> [OBJECTIVE]: Return the listing below exactly, with the pictures dropped.

> [PROVIDED INFORMATION]:
=======

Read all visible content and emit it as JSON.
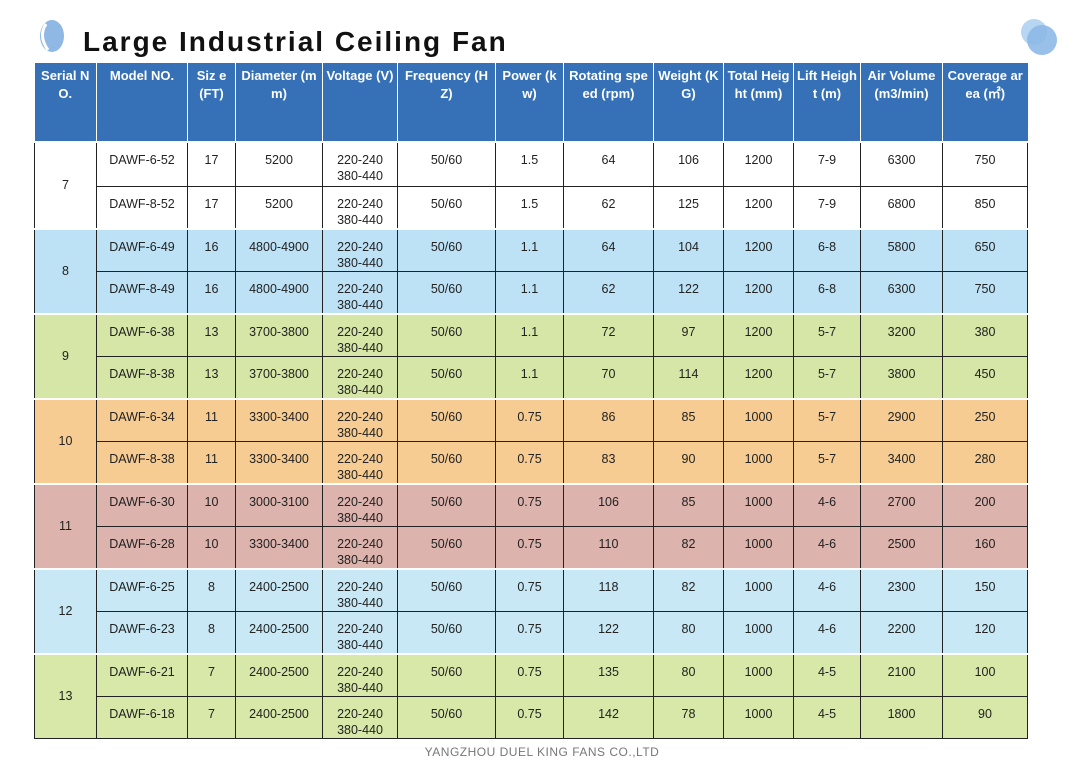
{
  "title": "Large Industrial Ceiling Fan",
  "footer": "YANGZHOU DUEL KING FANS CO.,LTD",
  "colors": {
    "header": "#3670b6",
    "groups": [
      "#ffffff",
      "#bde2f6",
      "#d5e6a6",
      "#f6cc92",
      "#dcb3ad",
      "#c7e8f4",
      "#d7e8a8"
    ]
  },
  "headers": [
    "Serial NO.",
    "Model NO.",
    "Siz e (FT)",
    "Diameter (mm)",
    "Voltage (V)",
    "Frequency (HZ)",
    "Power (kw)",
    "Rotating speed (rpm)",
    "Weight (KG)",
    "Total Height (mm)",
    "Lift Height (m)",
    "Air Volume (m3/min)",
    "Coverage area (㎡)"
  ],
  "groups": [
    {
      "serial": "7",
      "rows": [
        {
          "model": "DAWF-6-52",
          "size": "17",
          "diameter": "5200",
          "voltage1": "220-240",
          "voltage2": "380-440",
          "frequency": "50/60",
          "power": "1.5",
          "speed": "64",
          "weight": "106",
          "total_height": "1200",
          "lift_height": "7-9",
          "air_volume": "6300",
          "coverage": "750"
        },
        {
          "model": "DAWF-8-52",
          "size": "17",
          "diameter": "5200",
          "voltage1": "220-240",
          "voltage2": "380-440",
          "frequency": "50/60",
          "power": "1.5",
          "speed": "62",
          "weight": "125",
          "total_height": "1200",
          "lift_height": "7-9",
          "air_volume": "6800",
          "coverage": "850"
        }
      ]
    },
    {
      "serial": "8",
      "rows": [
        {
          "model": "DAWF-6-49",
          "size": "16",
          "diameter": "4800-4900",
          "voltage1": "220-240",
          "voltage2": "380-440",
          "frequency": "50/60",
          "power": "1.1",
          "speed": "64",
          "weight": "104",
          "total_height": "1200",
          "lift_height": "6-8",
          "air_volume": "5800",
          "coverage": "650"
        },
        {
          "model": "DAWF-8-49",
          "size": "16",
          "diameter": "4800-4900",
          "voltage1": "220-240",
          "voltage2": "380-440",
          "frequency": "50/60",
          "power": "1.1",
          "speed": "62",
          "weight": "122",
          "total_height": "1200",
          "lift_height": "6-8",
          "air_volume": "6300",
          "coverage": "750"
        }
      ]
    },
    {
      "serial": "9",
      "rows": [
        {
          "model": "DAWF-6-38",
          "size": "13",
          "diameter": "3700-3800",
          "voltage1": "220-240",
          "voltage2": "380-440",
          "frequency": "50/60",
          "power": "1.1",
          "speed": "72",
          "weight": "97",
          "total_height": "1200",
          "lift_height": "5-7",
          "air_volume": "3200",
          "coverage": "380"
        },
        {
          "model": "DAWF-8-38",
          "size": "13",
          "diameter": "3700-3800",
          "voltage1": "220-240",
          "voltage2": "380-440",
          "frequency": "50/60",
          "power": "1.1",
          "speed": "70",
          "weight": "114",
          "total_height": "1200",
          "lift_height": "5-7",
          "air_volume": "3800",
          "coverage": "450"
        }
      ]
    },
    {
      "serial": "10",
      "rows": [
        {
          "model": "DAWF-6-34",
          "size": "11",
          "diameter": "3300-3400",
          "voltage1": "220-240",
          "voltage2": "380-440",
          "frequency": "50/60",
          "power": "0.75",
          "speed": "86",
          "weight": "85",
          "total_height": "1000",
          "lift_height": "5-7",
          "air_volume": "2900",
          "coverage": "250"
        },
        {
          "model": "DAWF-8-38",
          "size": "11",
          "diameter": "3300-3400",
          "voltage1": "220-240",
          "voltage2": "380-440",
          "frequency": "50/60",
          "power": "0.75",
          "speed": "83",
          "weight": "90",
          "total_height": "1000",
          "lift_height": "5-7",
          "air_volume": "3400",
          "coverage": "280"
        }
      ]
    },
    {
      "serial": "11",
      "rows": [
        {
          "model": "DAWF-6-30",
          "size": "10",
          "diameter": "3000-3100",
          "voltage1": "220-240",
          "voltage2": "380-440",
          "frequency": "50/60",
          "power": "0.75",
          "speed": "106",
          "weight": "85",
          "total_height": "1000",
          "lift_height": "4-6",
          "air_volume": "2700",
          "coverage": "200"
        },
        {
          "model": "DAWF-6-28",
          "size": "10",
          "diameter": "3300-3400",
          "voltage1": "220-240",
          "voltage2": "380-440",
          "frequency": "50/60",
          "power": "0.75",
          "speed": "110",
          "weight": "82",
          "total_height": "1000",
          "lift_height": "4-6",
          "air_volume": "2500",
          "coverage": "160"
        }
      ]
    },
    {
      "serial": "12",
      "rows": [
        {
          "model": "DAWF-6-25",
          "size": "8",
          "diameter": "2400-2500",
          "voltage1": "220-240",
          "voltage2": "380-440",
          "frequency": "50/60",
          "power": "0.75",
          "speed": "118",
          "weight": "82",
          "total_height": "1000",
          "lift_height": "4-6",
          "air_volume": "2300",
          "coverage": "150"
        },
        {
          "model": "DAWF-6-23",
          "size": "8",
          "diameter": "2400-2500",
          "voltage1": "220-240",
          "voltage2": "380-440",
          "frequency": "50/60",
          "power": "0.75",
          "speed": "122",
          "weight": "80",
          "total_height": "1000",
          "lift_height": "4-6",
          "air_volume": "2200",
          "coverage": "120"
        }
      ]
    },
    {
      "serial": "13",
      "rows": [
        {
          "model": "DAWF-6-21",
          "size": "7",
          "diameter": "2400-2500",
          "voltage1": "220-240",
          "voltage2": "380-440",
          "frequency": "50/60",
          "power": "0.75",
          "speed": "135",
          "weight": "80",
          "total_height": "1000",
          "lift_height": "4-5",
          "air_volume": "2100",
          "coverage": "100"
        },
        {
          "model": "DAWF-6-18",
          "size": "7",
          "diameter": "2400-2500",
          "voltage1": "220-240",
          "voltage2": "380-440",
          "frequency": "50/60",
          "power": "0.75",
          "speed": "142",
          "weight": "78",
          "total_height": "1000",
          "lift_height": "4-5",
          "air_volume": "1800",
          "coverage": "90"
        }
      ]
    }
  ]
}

=======

> [TASK RESULT]:
Read all visible content and emit it as JSON.
{
  "title": "Large Industrial Ceiling Fan",
  "footer": "YANGZHOU DUEL KING FANS CO.,LTD",
  "colors": {
    "header": "#3670b6",
    "groups": [
      "#ffffff",
      "#bde2f6",
      "#d5e6a6",
      "#f6cc92",
      "#dcb3ad",
      "#c7e8f4",
      "#d7e8a8"
    ]
  },
  "headers": [
    "Serial NO.",
    "Model NO.",
    "Siz e (FT)",
    "Diameter (mm)",
    "Voltage (V)",
    "Frequency (HZ)",
    "Power (kw)",
    "Rotating speed (rpm)",
    "Weight (KG)",
    "Total Height (mm)",
    "Lift Height (m)",
    "Air Volume (m3/min)",
    "Coverage area (㎡)"
  ],
  "groups": [
    {
      "serial": "7",
      "rows": [
        {
          "model": "DAWF-6-52",
          "size": "17",
          "diameter": "5200",
          "voltage1": "220-240",
          "voltage2": "380-440",
          "frequency": "50/60",
          "power": "1.5",
          "speed": "64",
          "weight": "106",
          "total_height": "1200",
          "lift_height": "7-9",
          "air_volume": "6300",
          "coverage": "750"
        },
        {
          "model": "DAWF-8-52",
          "size": "17",
          "diameter": "5200",
          "voltage1": "220-240",
          "voltage2": "380-440",
          "frequency": "50/60",
          "power": "1.5",
          "speed": "62",
          "weight": "125",
          "total_height": "1200",
          "lift_height": "7-9",
          "air_volume": "6800",
          "coverage": "850"
        }
      ]
    },
    {
      "serial": "8",
      "rows": [
        {
          "model": "DAWF-6-49",
          "size": "16",
          "diameter": "4800-4900",
          "voltage1": "220-240",
          "voltage2": "380-440",
          "frequency": "50/60",
          "power": "1.1",
          "speed": "64",
          "weight": "104",
          "total_height": "1200",
          "lift_height": "6-8",
          "air_volume": "5800",
          "coverage": "650"
        },
        {
          "model": "DAWF-8-49",
          "size": "16",
          "diameter": "4800-4900",
          "voltage1": "220-240",
          "voltage2": "380-440",
          "frequency": "50/60",
          "power": "1.1",
          "speed": "62",
          "weight": "122",
          "total_height": "1200",
          "lift_height": "6-8",
          "air_volume": "6300",
          "coverage": "750"
        }
      ]
    },
    {
      "serial": "9",
      "rows": [
        {
          "model": "DAWF-6-38",
          "size": "13",
          "diameter": "3700-3800",
          "voltage1": "220-240",
          "voltage2": "380-440",
          "frequency": "50/60",
          "power": "1.1",
          "speed": "72",
          "weight": "97",
          "total_height": "1200",
          "lift_height": "5-7",
          "air_volume": "3200",
          "coverage": "380"
        },
        {
          "model": "DAWF-8-38",
          "size": "13",
          "diameter": "3700-3800",
          "voltage1": "220-240",
          "voltage2": "380-440",
          "frequency": "50/60",
          "power": "1.1",
          "speed": "70",
          "weight": "114",
          "total_height": "1200",
          "lift_height": "5-7",
          "air_volume": "3800",
          "coverage": "450"
        }
      ]
    },
    {
      "serial": "10",
      "rows": [
        {
          "model": "DAWF-6-34",
          "size": "11",
          "diameter": "3300-3400",
          "voltage1": "220-240",
          "voltage2": "380-440",
          "frequency": "50/60",
          "power": "0.75",
          "speed": "86",
          "weight": "85",
          "total_height": "1000",
          "lift_height": "5-7",
          "air_volume": "2900",
          "coverage": "250"
        },
        {
          "model": "DAWF-8-38",
          "size": "11",
          "diameter": "3300-3400",
          "voltage1": "220-240",
          "voltage2": "380-440",
          "frequency": "50/60",
          "power": "0.75",
          "speed": "83",
          "weight": "90",
          "total_height": "1000",
          "lift_height": "5-7",
          "air_volume": "3400",
          "coverage": "280"
        }
      ]
    },
    {
      "serial": "11",
      "rows": [
        {
          "model": "DAWF-6-30",
          "size": "10",
          "diameter": "3000-3100",
          "voltage1": "220-240",
          "voltage2": "380-440",
          "frequency": "50/60",
          "power": "0.75",
          "speed": "106",
          "weight": "85",
          "total_height": "1000",
          "lift_height": "4-6",
          "air_volume": "2700",
          "coverage": "200"
        },
        {
          "model": "DAWF-6-28",
          "size": "10",
          "diameter": "3300-3400",
          "voltage1": "220-240",
          "voltage2": "380-440",
          "frequency": "50/60",
          "power": "0.75",
          "speed": "110",
          "weight": "82",
          "total_height": "1000",
          "lift_height": "4-6",
          "air_volume": "2500",
          "coverage": "160"
        }
      ]
    },
    {
      "serial": "12",
      "rows": [
        {
          "model": "DAWF-6-25",
          "size": "8",
          "diameter": "2400-2500",
          "voltage1": "220-240",
          "voltage2": "380-440",
          "frequency": "50/60",
          "power": "0.75",
          "speed": "118",
          "weight": "82",
          "total_height": "1000",
          "lift_height": "4-6",
          "air_volume": "2300",
          "coverage": "150"
        },
        {
          "model": "DAWF-6-23",
          "size": "8",
          "diameter": "2400-2500",
          "voltage1": "220-240",
          "voltage2": "380-440",
          "frequency": "50/60",
          "power": "0.75",
          "speed": "122",
          "weight": "80",
          "total_height": "1000",
          "lift_height": "4-6",
          "air_volume": "2200",
          "coverage": "120"
        }
      ]
    },
    {
      "serial": "13",
      "rows": [
        {
          "model": "DAWF-6-21",
          "size": "7",
          "diameter": "2400-2500",
          "voltage1": "220-240",
          "voltage2": "380-440",
          "frequency": "50/60",
          "power": "0.75",
          "speed": "135",
          "weight": "80",
          "total_height": "1000",
          "lift_height": "4-5",
          "air_volume": "2100",
          "coverage": "100"
        },
        {
          "model": "DAWF-6-18",
          "size": "7",
          "diameter": "2400-2500",
          "voltage1": "220-240",
          "voltage2": "380-440",
          "frequency": "50/60",
          "power": "0.75",
          "speed": "142",
          "weight": "78",
          "total_height": "1000",
          "lift_height": "4-5",
          "air_volume": "1800",
          "coverage": "90"
        }
      ]
    }
  ]
}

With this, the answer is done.